**Consigne:** Indiquez combien de lignes des données contiennent la chaîne « letter ». Donnez uniquement ce nombre.

Relevé des positions des éléments
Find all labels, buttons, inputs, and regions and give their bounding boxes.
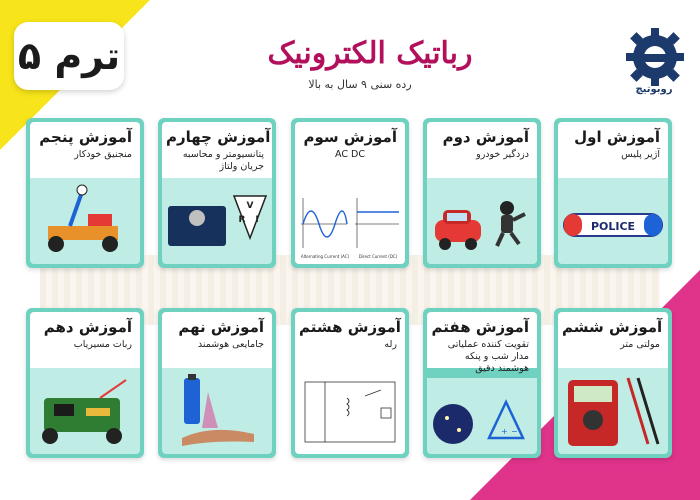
lesson-card-5[interactable] — [26, 118, 144, 268]
current-letter: I — [255, 215, 259, 225]
lesson-topic: جامایعی هوشمند — [197, 339, 264, 350]
lesson-card-6[interactable] — [554, 308, 672, 458]
line-follower-robot-image — [30, 368, 140, 454]
potentiometer-image — [162, 178, 272, 264]
police-label: POLICE — [590, 220, 636, 233]
gear-logo-icon — [624, 26, 686, 88]
lesson-card-1[interactable] — [554, 118, 672, 268]
lesson-card-10[interactable] — [26, 308, 144, 458]
relay-circuit-image — [295, 368, 405, 454]
lesson-title: آموزش هشتم — [299, 318, 401, 336]
svg-text:+: + — [501, 427, 508, 436]
lesson-card-9[interactable] — [158, 308, 276, 458]
lesson-topic: AC DC — [335, 149, 365, 160]
ac-label: Alternating Current (AC) — [300, 254, 350, 259]
lesson-title: آموزش ششم — [562, 318, 663, 336]
lesson-title: آموزش اول — [574, 128, 660, 146]
lesson-card-8[interactable] — [291, 308, 409, 458]
lesson-card-2[interactable] — [423, 118, 541, 268]
lesson-topic: ربات مسیریاب — [73, 339, 132, 350]
lesson-topic: مولتی متر — [620, 339, 660, 350]
multimeter-image — [558, 368, 668, 454]
age-range: رده سنی ۹ سال به بالا — [308, 78, 412, 91]
lesson-title: آموزش دوم — [442, 128, 529, 146]
svg-text:−: − — [511, 427, 518, 436]
ac-dc-graph-image — [295, 178, 405, 264]
resistance-letter: R — [238, 215, 246, 225]
lesson-card-3[interactable] — [291, 118, 409, 268]
car-alarm-image — [427, 178, 537, 264]
lesson-card-4[interactable] — [158, 118, 276, 268]
lesson-title: آموزش دهم — [43, 318, 132, 336]
police-siren-image — [558, 178, 668, 264]
lesson-title: آموزش هفتم — [431, 318, 529, 336]
lesson-card-7[interactable] — [423, 308, 541, 458]
term-badge — [14, 22, 124, 90]
term-label: ترم ۵ — [17, 34, 121, 78]
lesson-topic: دزدگیر خودرو — [476, 149, 529, 160]
lesson-topic: تقویت کننده عملیاتی مدار شب و پنکه هوشمند دقیق — [447, 339, 529, 374]
voltage-letter: V — [246, 201, 254, 211]
logo-text: روبوتیچ — [635, 84, 673, 95]
lesson-title: آموزش چهارم — [166, 128, 271, 146]
page-title: رباتیک الکترونیک — [267, 36, 473, 71]
smart-soap-dispenser-image — [162, 368, 272, 454]
lesson-topic: پتانسیومتر و محاسبه جریان ولتاژ — [182, 149, 264, 172]
lesson-topic: منجنیق خودکار — [74, 149, 132, 160]
lesson-topic: آژیر پلیس — [621, 149, 660, 160]
lesson-title: آموزش نهم — [178, 318, 264, 336]
lesson-title: آموزش پنجم — [39, 128, 132, 146]
lesson-topic: رله — [384, 339, 397, 350]
catapult-robot-image — [30, 178, 140, 264]
dc-label: Direct Current (DC) — [358, 254, 398, 259]
op-amp-image — [427, 378, 537, 454]
lesson-title: آموزش سوم — [303, 128, 397, 146]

**Corrigé:** 3